Below are the records; copy each line in them that holds the word "Ширина".

------------------------------------------------------------

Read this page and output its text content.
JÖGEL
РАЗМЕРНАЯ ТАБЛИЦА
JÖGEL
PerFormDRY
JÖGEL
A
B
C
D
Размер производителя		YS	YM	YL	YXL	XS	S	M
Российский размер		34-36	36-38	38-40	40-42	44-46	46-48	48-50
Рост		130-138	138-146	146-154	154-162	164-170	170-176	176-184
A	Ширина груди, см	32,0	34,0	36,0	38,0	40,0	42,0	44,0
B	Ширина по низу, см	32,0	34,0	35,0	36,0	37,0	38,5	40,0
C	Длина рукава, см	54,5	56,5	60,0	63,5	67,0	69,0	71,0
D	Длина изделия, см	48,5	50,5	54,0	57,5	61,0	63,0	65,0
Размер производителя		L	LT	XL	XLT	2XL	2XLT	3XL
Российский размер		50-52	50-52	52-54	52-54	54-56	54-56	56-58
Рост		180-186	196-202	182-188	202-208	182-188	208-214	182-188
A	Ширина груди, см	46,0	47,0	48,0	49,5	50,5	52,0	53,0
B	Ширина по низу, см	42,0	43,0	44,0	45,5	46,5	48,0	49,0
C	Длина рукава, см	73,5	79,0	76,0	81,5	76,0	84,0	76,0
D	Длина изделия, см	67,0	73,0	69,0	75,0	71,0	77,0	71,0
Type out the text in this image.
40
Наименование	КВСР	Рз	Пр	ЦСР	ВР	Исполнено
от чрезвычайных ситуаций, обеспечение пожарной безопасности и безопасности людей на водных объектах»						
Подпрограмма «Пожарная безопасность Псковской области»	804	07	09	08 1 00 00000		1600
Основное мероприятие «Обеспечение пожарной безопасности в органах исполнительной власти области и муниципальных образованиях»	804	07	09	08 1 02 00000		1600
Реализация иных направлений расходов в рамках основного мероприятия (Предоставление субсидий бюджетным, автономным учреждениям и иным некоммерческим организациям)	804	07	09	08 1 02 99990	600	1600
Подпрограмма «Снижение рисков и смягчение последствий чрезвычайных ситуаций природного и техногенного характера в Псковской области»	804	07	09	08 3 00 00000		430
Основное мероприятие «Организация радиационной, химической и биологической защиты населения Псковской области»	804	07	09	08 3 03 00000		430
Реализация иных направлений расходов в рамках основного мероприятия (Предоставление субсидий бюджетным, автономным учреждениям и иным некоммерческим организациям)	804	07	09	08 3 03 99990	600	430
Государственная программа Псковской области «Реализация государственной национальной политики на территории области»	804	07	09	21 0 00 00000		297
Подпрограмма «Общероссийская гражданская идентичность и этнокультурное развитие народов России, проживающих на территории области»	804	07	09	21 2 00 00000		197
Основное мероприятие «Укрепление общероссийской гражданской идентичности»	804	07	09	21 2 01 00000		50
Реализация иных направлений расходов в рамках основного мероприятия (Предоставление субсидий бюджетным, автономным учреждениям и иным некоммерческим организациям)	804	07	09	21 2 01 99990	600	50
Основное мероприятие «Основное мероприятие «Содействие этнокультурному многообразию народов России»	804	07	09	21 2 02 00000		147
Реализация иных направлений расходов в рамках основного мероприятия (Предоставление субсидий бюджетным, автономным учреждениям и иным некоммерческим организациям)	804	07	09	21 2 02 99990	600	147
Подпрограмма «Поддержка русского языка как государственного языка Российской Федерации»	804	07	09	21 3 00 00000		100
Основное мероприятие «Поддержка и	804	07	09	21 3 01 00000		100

------------------------------------------------------------

#### Solved exercise
A	Ширина груди, см	32,0	34,0	36,0	38,0	40,0	42,0	44,0
B	Ширина по низу, см	32,0	34,0	35,0	36,0	37,0	38,5	40,0
A	Ширина груди, см	46,0	47,0	48,0	49,5	50,5	52,0	53,0
B	Ширина по низу, см	42,0	43,0	44,0	45,5	46,5	48,0	49,0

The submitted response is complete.